→ Task requirements:
**1)** Copy the furniture footprint article word for word between "Ever wondered how" and "USD in 2027.", inclusive.
**2)** According to the furniture footprint article, which groups might one day use the tool to make more informed decisions?
**3)** Write the next part of the furniture footprint article, starting after its final sentence.

— START OF Page excerpt —

A Step Closer to Furniture's Environmental Footprint

Mads Løntoft
 by Mads Løntoft
A Step Closer to Furniture's Environmental Footprint

Ever wondered how your latest furniture purchase affects the environment? And if perhaps there were things you could look for to reduce the environmental footprint? Well, you’re not alone. The global market size for eco-friendly furniture in 2020 was estimated to be 36.9 billion USD and expected to increase by +60% to 59.82 billion USD in 2027.

At Interiorbeat we are drawn to better understand the environmental footprint of furniture. One big issue is that it is incredibly hard to get transparency around the environmental impact of furniture. We found that there were very few tools to provide such insights. In fact the more we looked, the more obvious it became that hardly any retailers or manufacturers provided information about the environmental aspect of their products. It was virtually impossible to find this data in a structured way, probably because the same retailers and manufacturers are also lacking the tools and data to provide such information.

As a consequence, we decided to go ahead and develop such a tool on our own. It is still in its first stages, but our hope is that in time it can be used by both furniture designers, manufacturers, retailers, and consumers to gain insights that can help them make more informed decisions in regards to the environmental impact of the product they design, produce, sell and buy.

In this article, we share the backstory of how we developed the Furniture Footprint Calculator and our vision for how it can be developed further in the future. Also, we invite you to join us on the journey as we strongly believe the tool will only become truly great if we collaborate with others who have an interest in the field.

As we get an even better tool with more accurate data we hope to be able to build this into Interiorbeat's overview of interior products to make it super easy for users to make informed decisions when buying their next product.

— END OF Page excerpt —
— START OF Given entries —

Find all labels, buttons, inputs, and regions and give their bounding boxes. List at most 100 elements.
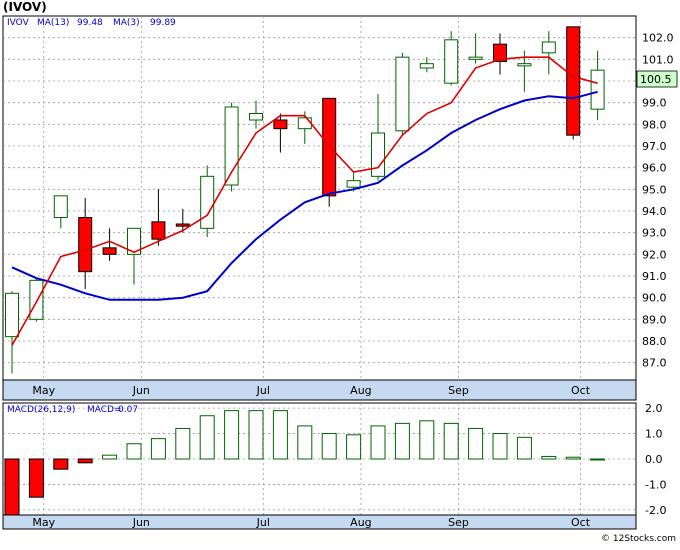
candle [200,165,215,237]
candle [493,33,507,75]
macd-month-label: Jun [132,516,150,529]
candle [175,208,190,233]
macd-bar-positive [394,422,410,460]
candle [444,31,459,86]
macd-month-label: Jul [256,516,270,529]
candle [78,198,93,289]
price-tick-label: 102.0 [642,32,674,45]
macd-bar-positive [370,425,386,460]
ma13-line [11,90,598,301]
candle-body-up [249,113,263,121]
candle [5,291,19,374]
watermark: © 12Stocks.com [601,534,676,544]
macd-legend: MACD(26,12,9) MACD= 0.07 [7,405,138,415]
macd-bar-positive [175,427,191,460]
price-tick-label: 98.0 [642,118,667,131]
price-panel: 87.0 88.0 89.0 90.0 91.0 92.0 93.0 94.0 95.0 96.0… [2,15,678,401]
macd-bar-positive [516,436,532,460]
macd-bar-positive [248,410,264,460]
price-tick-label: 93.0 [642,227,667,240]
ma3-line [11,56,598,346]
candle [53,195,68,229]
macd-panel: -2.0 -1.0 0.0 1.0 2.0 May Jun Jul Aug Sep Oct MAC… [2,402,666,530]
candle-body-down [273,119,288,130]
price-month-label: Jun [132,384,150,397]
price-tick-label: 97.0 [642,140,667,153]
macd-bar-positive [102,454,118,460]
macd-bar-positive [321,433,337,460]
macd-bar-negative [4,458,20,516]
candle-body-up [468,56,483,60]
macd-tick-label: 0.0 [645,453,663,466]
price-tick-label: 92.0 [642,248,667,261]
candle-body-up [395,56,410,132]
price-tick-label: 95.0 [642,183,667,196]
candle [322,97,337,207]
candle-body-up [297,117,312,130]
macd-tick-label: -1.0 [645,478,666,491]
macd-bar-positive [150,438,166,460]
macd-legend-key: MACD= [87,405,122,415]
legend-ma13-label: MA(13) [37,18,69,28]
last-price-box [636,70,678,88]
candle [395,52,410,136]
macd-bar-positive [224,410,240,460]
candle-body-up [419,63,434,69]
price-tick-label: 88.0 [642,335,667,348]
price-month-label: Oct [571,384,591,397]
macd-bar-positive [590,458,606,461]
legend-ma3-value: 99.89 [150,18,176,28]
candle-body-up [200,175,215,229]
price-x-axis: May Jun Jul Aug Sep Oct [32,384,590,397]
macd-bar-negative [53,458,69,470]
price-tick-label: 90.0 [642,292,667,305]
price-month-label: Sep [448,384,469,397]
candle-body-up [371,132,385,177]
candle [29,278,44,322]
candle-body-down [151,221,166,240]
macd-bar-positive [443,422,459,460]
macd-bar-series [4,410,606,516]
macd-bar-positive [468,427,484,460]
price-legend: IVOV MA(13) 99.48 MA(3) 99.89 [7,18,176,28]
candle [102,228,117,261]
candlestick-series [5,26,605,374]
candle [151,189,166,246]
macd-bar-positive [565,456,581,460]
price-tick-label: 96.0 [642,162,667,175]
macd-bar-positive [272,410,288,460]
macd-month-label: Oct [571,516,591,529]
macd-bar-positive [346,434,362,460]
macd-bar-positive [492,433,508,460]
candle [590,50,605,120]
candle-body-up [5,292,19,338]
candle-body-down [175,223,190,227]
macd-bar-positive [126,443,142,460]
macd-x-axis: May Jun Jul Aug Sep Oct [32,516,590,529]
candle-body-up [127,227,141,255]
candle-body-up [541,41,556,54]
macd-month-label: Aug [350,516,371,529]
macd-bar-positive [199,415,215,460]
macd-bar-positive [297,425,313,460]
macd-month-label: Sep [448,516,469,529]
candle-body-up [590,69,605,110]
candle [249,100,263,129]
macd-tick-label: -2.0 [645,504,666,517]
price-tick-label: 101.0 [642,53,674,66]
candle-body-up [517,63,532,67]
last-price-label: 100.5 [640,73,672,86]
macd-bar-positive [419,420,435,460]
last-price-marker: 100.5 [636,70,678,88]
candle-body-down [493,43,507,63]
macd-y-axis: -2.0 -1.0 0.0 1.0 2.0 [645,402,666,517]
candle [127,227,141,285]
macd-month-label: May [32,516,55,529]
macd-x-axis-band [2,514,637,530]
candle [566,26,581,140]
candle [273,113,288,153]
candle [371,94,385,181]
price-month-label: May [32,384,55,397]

— END OF Given entries —
— START OF Given entries —

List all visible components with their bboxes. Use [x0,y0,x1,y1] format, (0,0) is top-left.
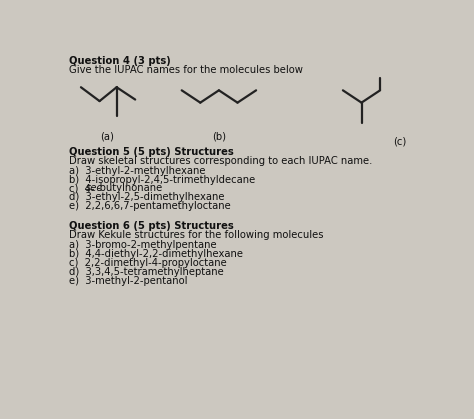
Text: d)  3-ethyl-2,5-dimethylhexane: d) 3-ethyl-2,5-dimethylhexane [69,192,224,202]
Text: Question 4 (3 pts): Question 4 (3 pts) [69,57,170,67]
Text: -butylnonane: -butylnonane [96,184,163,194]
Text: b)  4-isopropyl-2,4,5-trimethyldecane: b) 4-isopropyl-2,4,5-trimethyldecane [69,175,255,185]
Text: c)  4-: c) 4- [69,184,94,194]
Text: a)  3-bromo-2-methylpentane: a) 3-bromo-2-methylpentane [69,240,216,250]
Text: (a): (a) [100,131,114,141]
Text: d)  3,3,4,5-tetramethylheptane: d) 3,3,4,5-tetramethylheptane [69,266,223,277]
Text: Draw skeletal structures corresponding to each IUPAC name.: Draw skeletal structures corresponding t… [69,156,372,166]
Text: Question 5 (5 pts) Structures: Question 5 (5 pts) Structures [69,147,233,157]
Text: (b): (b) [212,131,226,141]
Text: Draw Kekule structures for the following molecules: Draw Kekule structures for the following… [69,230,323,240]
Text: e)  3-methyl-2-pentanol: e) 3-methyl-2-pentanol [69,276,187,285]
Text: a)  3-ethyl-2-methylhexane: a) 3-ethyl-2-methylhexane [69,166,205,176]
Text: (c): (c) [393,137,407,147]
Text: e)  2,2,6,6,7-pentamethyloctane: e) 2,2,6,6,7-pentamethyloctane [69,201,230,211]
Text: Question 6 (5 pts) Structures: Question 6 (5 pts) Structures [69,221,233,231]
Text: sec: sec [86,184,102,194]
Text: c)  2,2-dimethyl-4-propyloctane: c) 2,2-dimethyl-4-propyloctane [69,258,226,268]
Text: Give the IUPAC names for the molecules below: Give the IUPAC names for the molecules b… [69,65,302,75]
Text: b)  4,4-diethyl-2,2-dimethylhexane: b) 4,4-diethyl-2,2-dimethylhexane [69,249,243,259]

— END OF Given entries —

→ Per-task outputs:
**1)**
Ever wondered how your latest furniture purchase affects the environment? And if perhaps there were things you could look for to reduce the environmental footprint? Well, you’re not alone. The global market size for eco-friendly furniture in 2020 was estimated to be 36.9 billion USD and expected to increase by +60% to 59.82 billion USD in 2027.

**2)** Furniture designers, manufacturers, retailers, and consumers.

**3)**
To get started, let's see what the tool can actually do by going through an example of decomposing a real piece of furniture and analyzing it with the Furniture Footprint Calculator.

The FFC in Action: The Footprint of an Accent Chair

Rather than doing a lot of explanation up front, let's just get started with applying the tool in practice. For details on how we developed the tool, where we got the data, and much more we will cover all of that after this walkthrough of how the tool can actually be used. For this, we decided to go with Nikole Accent Chair as our test piece of furniture.

We will show the exact steps of how we did the calculations using the tool, but to see what it can yield in terms of results we will jump straight to the conclusion, namely the dashboard overview as seen below:

Furniture Footprint Indicator.webp

As can be seen, insights are provided for the overall footprint along with a detailing for the components of 1) Materials & Production, 2) Packaging, and 3) Transportation.

What is clear from this calculation for example is the large percentage that materials and production constitute of the total footprint. In this case, it comprises nearly 90% of the total footprint while the packaging is less than 4% and transportation makes up the remaining 6%.

These are still somewhat abstract points. How much is a CO2-equivalent anyway? We will explain that later in this article, but not everyone might want to read a long explanation. For that reason, we have included three examples of easily relatable comparables under “The footprint corresponds to…”

So in this case the estimated footprint of the chair is equivalent to driving around 144 miles in an average car, streaming 153 hours of Netflix, or consuming just shy of 7 pieces of steak. That's much more tangible for most people, and that's exactly what we want it to be. Of course, you could make other comparisons, but we think this offers a good starting point.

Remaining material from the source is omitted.